§ What is expected:
Copy the data below without any changes, from the line with "staticText: Test Group — [23, 117, 77, 130]" to the line with "What elements are", including both of those lines.

— start Input records —

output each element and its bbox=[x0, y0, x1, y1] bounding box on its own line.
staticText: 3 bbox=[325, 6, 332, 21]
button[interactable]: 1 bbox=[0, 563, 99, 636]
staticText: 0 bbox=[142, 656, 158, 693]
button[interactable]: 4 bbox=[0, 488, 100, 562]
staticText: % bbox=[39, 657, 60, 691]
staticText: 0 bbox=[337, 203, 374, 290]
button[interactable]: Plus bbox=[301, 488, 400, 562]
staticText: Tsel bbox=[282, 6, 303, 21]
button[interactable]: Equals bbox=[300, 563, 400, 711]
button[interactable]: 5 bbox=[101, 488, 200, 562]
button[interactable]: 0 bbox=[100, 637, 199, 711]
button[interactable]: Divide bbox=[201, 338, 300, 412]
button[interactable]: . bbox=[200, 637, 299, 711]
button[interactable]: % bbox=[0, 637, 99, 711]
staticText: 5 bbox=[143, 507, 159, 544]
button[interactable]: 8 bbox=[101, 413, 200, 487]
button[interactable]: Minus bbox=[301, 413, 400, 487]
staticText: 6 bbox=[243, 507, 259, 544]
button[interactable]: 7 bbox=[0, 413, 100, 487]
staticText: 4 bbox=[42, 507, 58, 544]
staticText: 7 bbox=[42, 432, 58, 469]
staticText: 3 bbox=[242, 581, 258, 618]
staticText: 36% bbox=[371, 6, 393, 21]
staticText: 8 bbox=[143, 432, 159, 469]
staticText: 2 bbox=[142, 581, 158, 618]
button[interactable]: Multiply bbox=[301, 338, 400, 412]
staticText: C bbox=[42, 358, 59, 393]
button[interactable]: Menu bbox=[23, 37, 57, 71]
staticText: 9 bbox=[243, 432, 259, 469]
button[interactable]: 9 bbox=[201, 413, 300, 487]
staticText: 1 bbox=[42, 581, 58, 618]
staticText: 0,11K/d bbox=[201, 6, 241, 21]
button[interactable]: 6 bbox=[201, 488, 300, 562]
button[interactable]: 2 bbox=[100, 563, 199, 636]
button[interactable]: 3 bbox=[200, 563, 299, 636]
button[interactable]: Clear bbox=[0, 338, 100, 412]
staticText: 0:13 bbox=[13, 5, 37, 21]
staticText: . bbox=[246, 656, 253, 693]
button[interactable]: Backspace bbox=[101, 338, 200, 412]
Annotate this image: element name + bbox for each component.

— end Input records —
— start Input records —

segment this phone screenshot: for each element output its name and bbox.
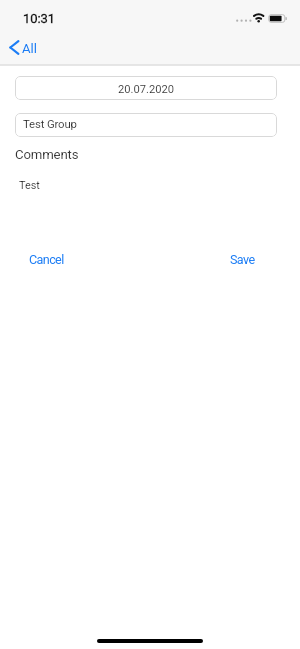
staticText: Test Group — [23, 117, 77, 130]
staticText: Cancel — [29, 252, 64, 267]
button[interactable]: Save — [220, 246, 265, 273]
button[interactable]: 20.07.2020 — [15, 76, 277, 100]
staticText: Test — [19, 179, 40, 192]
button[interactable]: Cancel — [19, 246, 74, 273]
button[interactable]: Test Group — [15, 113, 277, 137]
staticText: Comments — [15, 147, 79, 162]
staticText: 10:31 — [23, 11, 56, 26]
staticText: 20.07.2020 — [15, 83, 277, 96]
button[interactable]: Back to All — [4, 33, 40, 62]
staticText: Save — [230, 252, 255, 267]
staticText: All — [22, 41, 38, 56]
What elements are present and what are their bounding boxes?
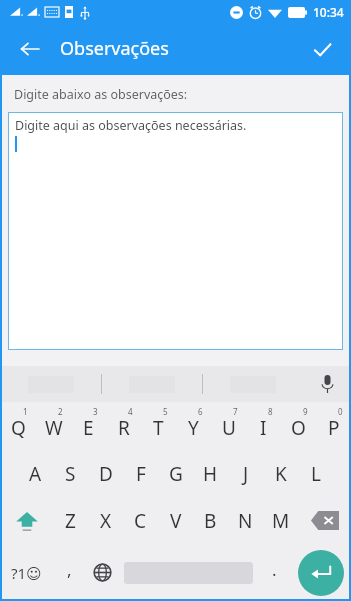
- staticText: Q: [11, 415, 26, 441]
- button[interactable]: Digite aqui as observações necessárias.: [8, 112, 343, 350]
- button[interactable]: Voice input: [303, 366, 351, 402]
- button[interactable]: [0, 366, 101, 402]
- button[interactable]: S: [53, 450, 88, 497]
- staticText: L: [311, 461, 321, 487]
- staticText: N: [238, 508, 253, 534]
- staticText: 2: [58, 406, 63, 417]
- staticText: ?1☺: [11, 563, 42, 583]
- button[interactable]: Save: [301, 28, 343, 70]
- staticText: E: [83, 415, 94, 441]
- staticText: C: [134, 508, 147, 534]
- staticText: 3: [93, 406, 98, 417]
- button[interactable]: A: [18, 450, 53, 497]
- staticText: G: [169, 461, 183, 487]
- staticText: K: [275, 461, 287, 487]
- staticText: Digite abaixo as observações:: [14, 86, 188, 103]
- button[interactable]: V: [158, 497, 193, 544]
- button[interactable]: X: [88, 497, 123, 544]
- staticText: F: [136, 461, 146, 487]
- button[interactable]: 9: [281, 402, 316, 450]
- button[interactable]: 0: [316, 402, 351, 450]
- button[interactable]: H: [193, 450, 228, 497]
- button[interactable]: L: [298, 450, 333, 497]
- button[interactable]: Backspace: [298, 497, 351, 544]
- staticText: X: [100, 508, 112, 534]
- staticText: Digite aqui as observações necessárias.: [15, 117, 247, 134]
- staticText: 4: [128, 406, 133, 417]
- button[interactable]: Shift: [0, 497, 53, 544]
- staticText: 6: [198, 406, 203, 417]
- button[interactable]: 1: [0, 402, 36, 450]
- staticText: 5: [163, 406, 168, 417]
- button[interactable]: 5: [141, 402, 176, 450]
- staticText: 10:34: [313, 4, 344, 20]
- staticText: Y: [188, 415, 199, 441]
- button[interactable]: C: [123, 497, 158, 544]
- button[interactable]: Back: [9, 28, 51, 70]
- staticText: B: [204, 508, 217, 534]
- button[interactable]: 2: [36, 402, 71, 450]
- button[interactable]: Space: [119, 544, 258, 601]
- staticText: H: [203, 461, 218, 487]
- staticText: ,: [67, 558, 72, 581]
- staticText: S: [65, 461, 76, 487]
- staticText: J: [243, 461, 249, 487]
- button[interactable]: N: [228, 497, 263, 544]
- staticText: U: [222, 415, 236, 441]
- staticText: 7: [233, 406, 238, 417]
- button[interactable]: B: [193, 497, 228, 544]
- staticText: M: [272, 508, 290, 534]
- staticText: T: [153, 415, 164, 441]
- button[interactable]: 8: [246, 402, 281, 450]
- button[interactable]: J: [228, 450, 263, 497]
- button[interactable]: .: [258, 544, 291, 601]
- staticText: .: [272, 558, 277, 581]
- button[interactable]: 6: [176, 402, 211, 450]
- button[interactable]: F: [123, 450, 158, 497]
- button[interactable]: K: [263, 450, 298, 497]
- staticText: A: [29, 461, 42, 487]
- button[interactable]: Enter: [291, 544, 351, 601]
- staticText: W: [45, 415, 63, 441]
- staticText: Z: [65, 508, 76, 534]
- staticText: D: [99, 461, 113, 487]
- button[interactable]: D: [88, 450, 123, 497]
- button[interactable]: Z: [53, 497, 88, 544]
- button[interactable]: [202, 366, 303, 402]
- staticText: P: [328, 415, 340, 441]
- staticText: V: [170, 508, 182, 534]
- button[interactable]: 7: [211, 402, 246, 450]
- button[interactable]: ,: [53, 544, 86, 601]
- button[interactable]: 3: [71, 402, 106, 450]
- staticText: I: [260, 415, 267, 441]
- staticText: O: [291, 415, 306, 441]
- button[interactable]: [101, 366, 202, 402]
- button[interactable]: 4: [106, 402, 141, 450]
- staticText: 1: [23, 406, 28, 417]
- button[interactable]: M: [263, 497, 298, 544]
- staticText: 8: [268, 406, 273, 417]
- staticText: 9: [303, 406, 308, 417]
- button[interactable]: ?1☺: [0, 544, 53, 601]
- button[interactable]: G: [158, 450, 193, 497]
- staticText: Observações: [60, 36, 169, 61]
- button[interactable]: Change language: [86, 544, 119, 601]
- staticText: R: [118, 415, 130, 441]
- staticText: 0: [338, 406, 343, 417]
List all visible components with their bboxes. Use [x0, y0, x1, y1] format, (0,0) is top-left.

— end Input records —

§ Answer to this exercise:
staticText: Test Group — [23, 117, 77, 130]
staticText: Cancel — [29, 252, 64, 267]
button[interactable]: Save — [220, 246, 265, 273]
button[interactable]: 20.07.2020 — [15, 76, 277, 100]
staticText: Test — [19, 179, 40, 192]
button[interactable]: Cancel — [19, 246, 74, 273]
button[interactable]: Test Group — [15, 113, 277, 137]
staticText: Comments — [15, 147, 79, 162]
staticText: 10:31 — [23, 11, 56, 26]
staticText: 20.07.2020 — [15, 83, 277, 96]
button[interactable]: Back to All — [4, 33, 40, 62]
staticText: Save — [230, 252, 255, 267]
staticText: All — [22, 41, 38, 56]
What elements are present and what are their bounding boxes?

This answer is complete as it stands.